[START OF DATA EXTRACT]
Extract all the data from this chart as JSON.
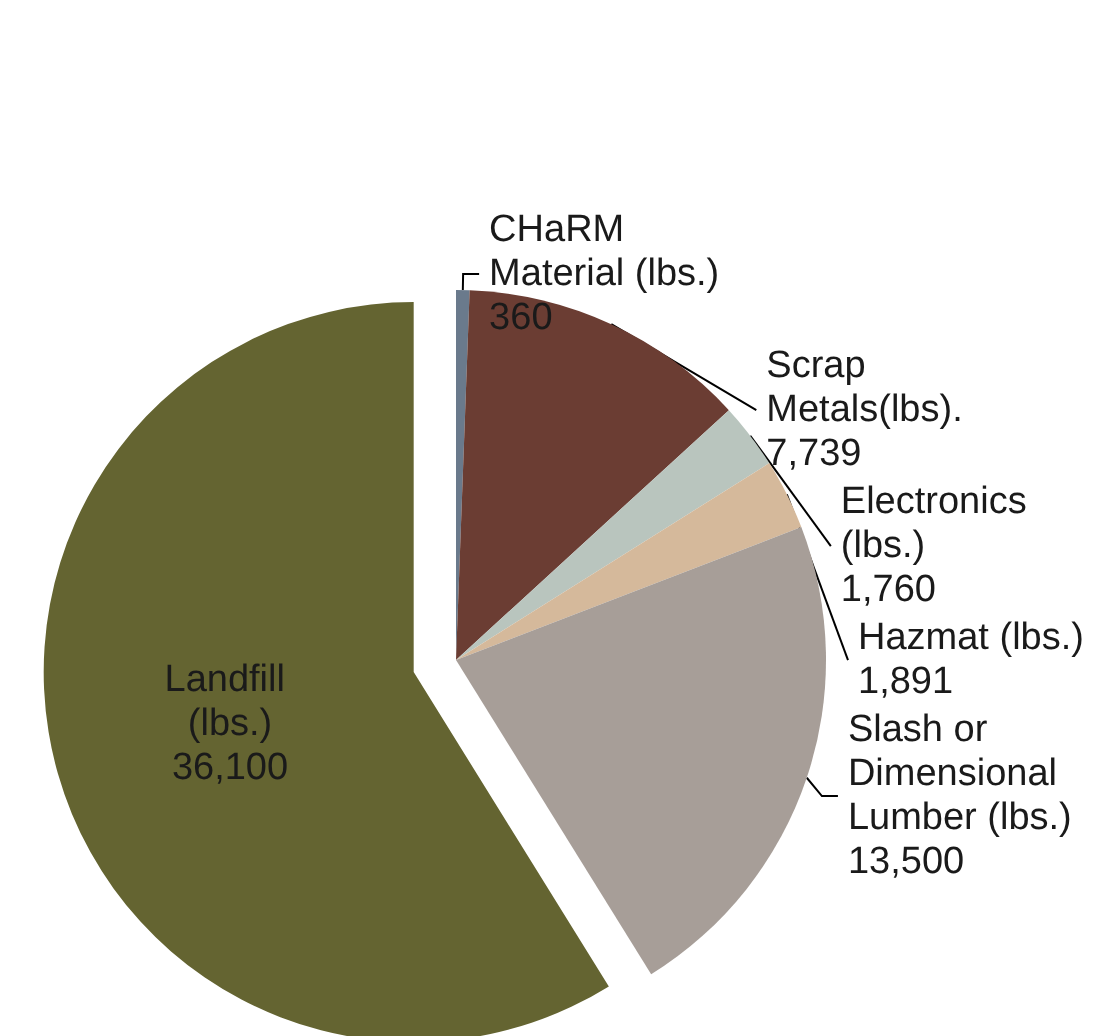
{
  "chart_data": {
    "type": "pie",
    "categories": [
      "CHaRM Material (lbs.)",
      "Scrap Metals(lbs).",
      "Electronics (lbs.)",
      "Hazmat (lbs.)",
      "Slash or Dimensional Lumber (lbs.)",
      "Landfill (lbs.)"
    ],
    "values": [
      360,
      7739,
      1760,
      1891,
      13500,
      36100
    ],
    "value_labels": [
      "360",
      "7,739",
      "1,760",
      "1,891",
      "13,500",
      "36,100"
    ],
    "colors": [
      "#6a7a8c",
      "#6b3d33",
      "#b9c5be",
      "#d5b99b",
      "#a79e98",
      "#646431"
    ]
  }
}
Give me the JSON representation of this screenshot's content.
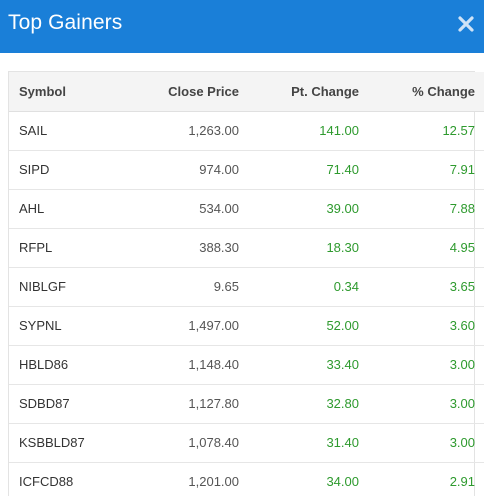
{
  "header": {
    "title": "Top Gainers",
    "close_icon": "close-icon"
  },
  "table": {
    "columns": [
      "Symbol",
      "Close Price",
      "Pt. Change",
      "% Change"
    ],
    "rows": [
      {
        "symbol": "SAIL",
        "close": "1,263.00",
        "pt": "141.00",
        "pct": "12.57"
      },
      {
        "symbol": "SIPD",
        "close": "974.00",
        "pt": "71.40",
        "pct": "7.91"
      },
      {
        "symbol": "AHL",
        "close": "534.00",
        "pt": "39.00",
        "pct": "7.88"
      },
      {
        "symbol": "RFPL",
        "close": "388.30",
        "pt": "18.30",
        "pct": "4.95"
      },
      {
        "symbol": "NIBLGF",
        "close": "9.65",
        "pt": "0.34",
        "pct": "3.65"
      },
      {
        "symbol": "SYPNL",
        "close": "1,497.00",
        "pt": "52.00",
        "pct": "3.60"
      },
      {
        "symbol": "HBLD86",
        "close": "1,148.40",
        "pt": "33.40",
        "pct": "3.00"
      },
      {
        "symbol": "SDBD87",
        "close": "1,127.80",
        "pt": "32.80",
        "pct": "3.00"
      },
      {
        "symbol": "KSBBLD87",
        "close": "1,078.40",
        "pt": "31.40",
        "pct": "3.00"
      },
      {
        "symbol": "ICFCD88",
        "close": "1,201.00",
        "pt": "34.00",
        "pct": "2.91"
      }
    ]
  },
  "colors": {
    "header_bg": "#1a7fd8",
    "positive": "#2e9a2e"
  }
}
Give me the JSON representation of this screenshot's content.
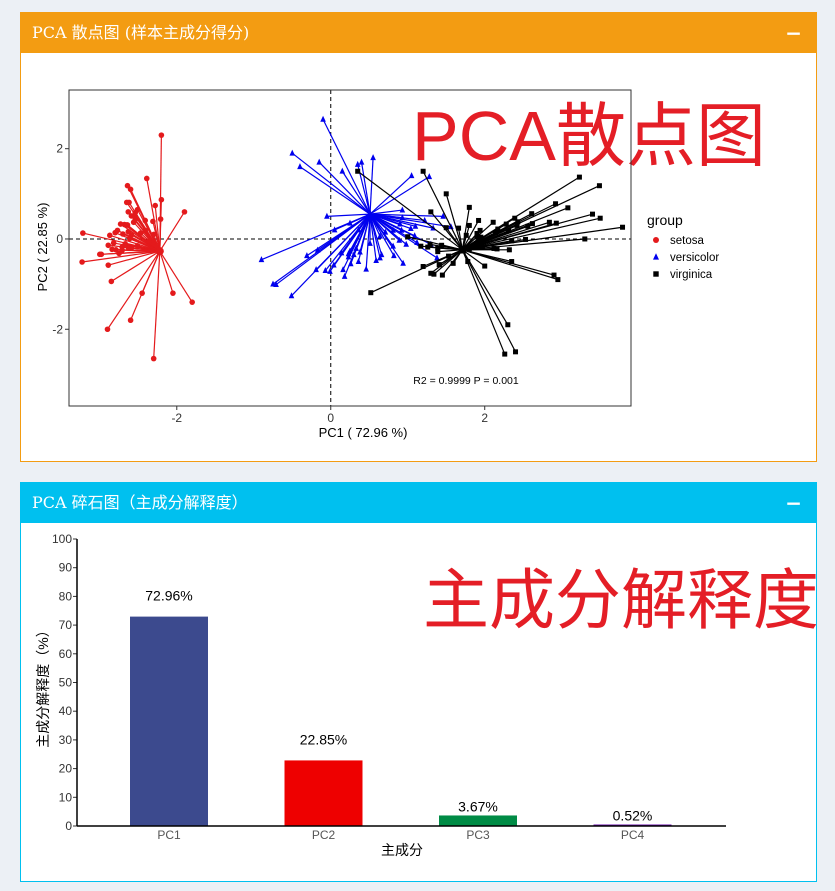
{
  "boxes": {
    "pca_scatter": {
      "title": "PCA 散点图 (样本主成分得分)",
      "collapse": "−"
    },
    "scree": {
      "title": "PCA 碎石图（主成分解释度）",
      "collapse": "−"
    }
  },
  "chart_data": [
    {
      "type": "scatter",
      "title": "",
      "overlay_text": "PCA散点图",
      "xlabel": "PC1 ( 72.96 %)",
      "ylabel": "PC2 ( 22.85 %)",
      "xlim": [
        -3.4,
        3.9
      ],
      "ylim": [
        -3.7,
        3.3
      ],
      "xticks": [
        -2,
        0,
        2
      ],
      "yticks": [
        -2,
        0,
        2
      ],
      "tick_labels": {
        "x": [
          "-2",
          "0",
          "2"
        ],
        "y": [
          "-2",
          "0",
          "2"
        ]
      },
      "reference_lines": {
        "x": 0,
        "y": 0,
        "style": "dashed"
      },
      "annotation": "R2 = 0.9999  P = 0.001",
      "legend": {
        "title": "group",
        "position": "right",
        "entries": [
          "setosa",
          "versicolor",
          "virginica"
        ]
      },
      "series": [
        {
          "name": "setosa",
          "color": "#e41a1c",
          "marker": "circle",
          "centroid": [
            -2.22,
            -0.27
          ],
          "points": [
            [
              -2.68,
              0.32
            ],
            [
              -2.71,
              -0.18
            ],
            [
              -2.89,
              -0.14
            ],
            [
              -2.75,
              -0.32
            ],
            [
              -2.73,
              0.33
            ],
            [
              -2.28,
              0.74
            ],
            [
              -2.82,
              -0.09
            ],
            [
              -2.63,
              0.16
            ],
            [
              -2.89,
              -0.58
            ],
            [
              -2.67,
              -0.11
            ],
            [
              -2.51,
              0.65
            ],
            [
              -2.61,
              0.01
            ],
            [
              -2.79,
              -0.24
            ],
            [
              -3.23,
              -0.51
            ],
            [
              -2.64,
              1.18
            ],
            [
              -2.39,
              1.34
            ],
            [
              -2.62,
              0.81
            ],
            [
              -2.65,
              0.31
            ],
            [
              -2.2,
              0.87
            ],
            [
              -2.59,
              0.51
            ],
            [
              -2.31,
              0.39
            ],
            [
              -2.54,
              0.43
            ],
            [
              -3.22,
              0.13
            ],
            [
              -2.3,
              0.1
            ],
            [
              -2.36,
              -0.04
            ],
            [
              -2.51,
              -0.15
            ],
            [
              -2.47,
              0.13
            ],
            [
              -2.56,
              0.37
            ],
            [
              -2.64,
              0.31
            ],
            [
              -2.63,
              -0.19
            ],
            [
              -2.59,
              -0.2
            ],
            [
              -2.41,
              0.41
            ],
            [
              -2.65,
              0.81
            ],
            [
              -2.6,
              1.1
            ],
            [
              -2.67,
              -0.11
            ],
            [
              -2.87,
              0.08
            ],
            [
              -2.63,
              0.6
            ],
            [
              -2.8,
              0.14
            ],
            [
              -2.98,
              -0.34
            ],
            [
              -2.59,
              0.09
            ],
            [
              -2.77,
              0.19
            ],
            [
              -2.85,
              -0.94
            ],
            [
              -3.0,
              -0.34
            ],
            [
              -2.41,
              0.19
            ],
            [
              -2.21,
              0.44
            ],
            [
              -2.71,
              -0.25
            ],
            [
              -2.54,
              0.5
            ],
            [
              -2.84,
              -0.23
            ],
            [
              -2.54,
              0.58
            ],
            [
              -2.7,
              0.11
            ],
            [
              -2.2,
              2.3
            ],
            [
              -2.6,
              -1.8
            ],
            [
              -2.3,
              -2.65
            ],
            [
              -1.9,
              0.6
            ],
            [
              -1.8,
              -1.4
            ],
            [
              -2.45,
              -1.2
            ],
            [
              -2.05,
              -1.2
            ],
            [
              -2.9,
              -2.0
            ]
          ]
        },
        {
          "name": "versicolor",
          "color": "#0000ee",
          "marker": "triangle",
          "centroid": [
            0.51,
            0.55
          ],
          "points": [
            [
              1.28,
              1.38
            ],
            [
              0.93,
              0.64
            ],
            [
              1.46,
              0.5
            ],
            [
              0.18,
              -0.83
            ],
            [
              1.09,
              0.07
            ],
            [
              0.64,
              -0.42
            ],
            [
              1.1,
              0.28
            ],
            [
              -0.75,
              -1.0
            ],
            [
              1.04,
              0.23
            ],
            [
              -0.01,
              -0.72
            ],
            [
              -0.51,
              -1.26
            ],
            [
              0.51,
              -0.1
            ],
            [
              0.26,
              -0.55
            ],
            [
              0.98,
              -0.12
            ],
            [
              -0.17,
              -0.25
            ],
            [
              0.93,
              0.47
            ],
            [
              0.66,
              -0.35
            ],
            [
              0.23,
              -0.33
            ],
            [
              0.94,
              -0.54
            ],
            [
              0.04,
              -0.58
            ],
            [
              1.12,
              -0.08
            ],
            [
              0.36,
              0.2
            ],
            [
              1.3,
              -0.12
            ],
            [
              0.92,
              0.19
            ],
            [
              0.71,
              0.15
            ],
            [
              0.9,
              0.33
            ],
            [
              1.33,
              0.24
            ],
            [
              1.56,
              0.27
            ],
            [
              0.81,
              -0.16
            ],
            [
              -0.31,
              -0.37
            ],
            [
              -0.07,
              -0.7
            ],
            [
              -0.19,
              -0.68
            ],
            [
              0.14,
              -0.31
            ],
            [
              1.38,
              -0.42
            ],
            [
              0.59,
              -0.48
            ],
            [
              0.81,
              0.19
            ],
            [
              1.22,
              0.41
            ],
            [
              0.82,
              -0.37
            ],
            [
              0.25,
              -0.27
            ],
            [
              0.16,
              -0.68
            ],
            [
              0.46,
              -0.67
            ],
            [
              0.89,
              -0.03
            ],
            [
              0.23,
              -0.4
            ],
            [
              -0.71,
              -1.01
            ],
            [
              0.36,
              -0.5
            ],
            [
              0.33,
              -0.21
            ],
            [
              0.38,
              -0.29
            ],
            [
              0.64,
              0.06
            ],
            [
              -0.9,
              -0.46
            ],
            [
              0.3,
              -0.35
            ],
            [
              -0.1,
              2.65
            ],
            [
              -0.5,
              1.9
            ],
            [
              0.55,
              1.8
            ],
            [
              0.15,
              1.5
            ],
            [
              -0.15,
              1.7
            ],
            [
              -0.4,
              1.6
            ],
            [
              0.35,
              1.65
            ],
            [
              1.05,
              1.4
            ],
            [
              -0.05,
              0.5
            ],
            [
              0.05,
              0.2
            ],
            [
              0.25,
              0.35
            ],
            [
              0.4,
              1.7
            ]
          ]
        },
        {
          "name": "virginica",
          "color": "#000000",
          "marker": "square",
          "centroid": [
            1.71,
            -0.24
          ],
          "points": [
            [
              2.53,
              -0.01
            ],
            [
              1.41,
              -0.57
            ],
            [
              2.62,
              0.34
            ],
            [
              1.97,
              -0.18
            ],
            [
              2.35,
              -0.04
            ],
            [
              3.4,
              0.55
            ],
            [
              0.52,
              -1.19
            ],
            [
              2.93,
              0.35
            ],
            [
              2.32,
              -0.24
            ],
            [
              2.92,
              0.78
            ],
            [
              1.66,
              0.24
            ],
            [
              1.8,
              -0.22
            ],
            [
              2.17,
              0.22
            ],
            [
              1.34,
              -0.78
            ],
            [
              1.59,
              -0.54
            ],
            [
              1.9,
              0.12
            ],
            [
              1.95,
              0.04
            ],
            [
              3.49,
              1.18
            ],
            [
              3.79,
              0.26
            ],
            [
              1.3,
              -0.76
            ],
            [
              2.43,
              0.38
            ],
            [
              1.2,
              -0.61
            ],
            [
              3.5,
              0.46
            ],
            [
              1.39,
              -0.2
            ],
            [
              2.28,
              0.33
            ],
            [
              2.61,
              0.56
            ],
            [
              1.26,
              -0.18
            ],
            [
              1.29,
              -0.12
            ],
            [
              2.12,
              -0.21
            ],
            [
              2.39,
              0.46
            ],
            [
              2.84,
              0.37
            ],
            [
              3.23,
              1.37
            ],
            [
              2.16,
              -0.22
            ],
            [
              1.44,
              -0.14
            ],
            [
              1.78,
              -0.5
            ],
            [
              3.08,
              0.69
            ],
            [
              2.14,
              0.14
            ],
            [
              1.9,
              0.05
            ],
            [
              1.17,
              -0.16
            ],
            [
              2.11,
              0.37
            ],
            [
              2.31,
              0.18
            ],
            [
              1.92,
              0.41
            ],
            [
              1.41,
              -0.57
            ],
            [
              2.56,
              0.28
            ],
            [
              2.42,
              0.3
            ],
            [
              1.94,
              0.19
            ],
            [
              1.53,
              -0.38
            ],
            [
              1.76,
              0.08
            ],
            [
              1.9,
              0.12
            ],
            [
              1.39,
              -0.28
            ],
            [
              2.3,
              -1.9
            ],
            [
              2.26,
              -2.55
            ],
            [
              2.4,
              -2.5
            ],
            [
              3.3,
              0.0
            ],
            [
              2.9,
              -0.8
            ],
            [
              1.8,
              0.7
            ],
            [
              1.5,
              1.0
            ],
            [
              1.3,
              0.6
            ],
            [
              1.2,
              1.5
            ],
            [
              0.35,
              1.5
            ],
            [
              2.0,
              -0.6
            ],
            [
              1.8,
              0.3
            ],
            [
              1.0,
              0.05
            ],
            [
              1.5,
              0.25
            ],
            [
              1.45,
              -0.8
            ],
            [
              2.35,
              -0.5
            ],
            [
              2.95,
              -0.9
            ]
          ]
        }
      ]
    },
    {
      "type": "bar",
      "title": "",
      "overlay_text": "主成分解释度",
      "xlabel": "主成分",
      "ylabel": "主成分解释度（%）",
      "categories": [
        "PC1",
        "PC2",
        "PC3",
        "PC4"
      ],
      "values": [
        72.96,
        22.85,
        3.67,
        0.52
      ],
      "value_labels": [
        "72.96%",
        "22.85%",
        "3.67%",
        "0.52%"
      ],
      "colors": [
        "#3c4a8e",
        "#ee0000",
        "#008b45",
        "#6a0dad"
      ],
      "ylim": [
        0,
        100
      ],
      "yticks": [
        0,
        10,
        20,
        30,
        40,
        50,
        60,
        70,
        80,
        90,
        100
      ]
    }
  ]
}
[END OF DATA EXTRACT]
Copy every line of the records above that contains "title".

## TASK SOLUTION
    "title": "Top Gainers",
      "title": "PCA 散点图 (样本主成分得分)",
      "title": "PCA 碎石图（主成分解释度）",
      "title": "",
        "title": "group",
      "title": "",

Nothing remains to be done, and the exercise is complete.